- Given task -
In the listing below, find every line with the string "many" and pull it out.

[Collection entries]
▼
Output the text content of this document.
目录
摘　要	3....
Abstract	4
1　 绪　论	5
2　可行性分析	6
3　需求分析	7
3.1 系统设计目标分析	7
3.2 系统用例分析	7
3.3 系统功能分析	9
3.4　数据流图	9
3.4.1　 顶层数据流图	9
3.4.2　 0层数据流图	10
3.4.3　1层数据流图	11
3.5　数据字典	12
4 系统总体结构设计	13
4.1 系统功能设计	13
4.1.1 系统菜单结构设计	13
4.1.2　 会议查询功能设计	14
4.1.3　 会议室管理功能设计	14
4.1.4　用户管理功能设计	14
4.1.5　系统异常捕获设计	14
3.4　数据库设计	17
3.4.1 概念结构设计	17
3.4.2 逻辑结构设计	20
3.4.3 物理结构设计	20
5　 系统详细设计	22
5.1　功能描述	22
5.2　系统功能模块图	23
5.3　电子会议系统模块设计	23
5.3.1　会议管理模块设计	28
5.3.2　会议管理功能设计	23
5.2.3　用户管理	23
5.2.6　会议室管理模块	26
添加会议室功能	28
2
▲
▼
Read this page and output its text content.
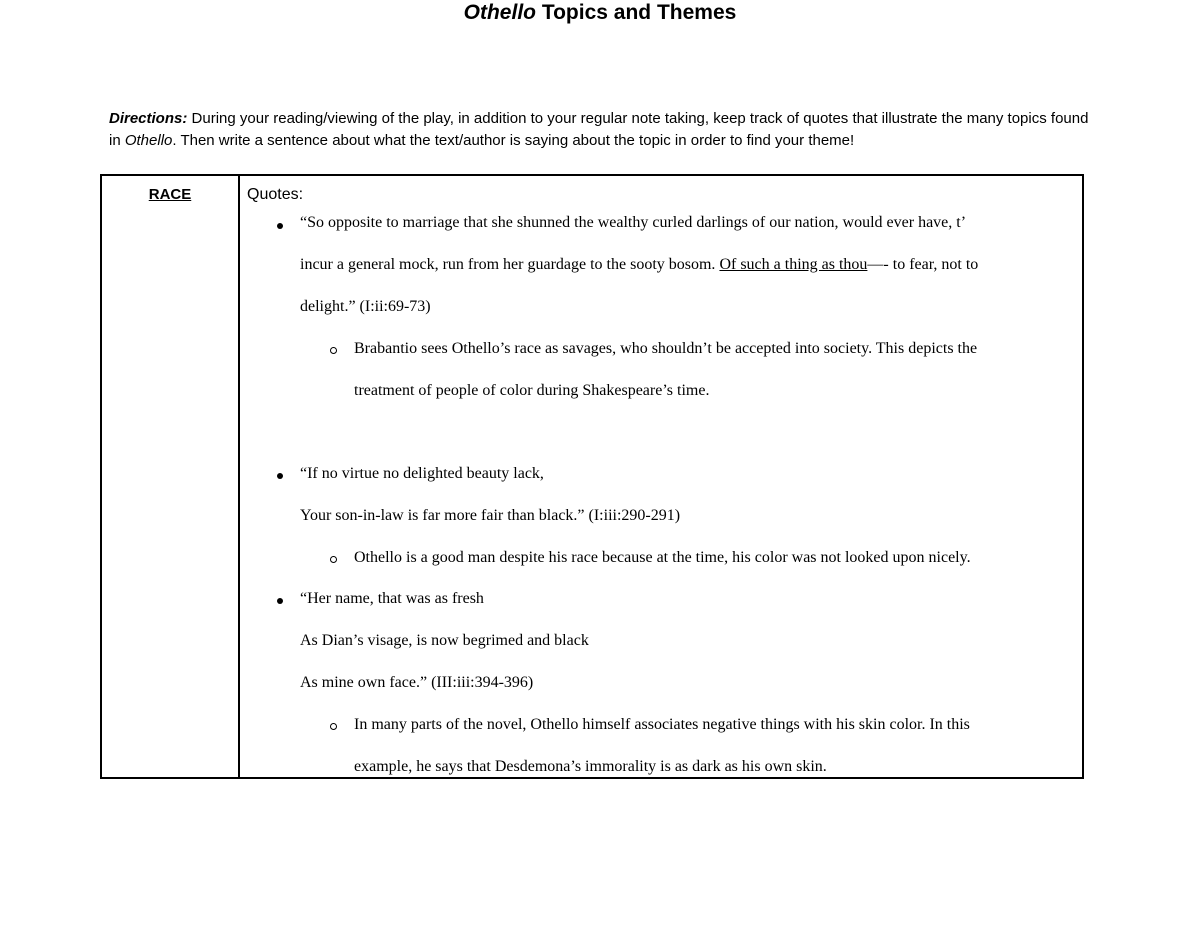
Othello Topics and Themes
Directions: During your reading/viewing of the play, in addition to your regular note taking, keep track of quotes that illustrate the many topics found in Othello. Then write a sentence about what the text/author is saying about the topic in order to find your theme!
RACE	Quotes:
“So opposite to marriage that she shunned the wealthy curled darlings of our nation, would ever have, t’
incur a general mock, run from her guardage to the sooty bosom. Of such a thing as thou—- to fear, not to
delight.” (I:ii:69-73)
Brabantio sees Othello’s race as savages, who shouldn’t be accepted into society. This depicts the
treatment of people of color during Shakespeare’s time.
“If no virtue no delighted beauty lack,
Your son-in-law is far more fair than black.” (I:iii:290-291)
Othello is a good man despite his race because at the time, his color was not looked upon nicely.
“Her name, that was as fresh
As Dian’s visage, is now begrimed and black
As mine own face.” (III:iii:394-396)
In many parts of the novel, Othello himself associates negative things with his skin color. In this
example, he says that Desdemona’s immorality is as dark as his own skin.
▲
- Answer to the task -
Directions: During your reading/viewing of the play, in addition to your regular note taking, keep track of quotes that illustrate the many topics found in Othello. Then write a sentence about what the text/author is saying about the topic in order to find your theme!
In many parts of the novel, Othello himself associates negative things with his skin color. In this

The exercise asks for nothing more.